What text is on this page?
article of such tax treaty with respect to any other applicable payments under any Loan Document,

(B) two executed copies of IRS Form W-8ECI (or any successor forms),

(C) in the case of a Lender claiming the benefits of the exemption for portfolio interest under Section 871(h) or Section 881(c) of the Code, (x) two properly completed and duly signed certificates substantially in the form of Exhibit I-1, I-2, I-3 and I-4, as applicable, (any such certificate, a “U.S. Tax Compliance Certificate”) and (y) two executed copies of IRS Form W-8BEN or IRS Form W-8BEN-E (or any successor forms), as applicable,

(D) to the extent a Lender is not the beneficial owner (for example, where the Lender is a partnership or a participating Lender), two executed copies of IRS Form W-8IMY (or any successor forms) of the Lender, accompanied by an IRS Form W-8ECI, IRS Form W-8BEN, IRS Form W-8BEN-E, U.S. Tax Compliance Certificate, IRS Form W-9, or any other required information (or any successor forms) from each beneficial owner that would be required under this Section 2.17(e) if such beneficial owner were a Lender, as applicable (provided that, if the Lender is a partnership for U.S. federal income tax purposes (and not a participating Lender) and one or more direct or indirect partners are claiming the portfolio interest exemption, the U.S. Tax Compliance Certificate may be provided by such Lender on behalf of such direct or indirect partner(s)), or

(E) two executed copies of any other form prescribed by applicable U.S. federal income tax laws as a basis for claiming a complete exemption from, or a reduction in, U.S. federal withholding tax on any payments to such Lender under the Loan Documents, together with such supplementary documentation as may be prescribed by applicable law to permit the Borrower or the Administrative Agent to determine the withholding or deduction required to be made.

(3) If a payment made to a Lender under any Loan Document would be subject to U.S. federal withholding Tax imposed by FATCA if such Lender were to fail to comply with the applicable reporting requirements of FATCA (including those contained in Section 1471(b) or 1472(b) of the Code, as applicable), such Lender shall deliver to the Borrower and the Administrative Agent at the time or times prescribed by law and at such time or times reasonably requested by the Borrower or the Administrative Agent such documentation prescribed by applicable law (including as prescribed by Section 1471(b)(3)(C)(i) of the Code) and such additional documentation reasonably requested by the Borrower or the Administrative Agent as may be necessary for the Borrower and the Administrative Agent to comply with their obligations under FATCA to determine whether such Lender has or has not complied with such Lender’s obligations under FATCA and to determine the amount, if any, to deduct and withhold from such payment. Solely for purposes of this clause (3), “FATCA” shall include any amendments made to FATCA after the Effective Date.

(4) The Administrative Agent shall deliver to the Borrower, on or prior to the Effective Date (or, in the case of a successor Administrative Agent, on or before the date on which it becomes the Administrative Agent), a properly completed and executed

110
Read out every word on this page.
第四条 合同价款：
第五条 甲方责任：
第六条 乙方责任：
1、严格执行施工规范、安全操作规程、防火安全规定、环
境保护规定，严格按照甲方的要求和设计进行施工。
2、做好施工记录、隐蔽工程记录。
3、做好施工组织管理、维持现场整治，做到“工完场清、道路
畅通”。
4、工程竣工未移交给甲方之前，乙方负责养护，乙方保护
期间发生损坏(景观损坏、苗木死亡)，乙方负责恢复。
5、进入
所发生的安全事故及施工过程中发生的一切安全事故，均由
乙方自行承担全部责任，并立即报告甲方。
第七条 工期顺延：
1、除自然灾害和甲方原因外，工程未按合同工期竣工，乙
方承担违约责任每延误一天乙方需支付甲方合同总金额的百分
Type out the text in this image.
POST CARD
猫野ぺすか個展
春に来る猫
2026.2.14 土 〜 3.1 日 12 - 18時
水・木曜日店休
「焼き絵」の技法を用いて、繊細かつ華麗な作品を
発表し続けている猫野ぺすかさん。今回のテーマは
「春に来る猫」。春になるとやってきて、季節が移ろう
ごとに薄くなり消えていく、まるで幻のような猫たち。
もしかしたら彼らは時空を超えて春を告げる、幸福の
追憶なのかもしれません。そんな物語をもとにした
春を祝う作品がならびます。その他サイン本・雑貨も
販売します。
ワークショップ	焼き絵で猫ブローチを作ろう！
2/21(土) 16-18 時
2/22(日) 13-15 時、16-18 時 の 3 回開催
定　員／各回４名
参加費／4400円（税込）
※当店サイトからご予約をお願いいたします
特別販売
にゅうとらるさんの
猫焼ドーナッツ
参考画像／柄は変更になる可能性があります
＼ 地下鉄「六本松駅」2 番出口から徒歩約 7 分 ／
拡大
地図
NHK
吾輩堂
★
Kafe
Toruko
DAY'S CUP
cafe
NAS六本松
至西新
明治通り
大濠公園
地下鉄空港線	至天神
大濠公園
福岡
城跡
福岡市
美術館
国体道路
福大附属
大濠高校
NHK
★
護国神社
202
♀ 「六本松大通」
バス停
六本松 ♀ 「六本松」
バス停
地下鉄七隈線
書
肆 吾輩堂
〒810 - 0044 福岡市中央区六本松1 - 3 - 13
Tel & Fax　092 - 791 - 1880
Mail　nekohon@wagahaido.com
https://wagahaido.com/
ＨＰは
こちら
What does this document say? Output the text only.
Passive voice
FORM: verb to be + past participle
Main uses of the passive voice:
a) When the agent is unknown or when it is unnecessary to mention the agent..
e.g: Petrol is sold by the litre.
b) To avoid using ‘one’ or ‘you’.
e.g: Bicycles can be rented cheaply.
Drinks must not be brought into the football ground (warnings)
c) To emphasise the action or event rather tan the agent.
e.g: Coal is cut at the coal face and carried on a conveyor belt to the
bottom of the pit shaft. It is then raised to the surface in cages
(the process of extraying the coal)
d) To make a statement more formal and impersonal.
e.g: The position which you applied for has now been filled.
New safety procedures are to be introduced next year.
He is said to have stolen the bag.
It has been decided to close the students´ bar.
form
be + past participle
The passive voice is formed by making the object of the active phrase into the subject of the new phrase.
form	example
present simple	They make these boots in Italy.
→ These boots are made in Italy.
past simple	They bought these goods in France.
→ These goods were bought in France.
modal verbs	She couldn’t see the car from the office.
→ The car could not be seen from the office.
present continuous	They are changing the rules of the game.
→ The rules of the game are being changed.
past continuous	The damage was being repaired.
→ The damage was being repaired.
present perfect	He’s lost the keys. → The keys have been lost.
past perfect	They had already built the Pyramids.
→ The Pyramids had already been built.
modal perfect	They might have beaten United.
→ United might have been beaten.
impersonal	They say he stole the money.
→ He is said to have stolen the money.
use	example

***

» **Goal**
In the entries above, identify each line that includes the string "into", then copy it.

» **Final result**
Drinks must not be brought into the football ground (warnings)
The passive voice is formed by making the object of the active phrase into the subject of the new phrase.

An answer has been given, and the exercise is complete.